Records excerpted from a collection
##############################

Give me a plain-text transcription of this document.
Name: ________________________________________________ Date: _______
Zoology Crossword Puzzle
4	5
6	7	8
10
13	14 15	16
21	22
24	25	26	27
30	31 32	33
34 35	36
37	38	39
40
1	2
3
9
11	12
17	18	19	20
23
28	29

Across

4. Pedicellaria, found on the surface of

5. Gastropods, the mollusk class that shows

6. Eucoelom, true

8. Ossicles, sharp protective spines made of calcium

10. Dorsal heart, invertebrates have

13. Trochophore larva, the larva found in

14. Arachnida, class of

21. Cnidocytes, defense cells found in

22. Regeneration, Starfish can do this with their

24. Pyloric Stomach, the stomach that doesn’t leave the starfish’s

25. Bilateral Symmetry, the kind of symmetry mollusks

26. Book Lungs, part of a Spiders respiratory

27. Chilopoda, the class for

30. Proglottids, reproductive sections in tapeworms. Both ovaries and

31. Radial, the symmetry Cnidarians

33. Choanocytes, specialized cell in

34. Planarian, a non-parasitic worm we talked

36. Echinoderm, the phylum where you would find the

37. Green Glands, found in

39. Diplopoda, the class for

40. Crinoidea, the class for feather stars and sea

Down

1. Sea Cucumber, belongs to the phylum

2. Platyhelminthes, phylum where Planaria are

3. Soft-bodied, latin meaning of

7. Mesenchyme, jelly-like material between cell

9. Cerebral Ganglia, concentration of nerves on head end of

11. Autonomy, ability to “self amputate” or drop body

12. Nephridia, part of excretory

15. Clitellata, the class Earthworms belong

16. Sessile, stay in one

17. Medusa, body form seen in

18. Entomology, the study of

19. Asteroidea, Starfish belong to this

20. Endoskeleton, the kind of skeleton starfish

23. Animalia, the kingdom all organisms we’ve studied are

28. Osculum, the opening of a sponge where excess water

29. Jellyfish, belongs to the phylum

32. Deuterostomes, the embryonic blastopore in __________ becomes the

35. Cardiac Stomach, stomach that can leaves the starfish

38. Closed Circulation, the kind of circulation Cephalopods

##############################

Problem description: Which lines in the data above contain "body"? Show each one.

Answer to this exercise:
11. Autonomy, ability to “self amputate” or drop body
17. Medusa, body form seen in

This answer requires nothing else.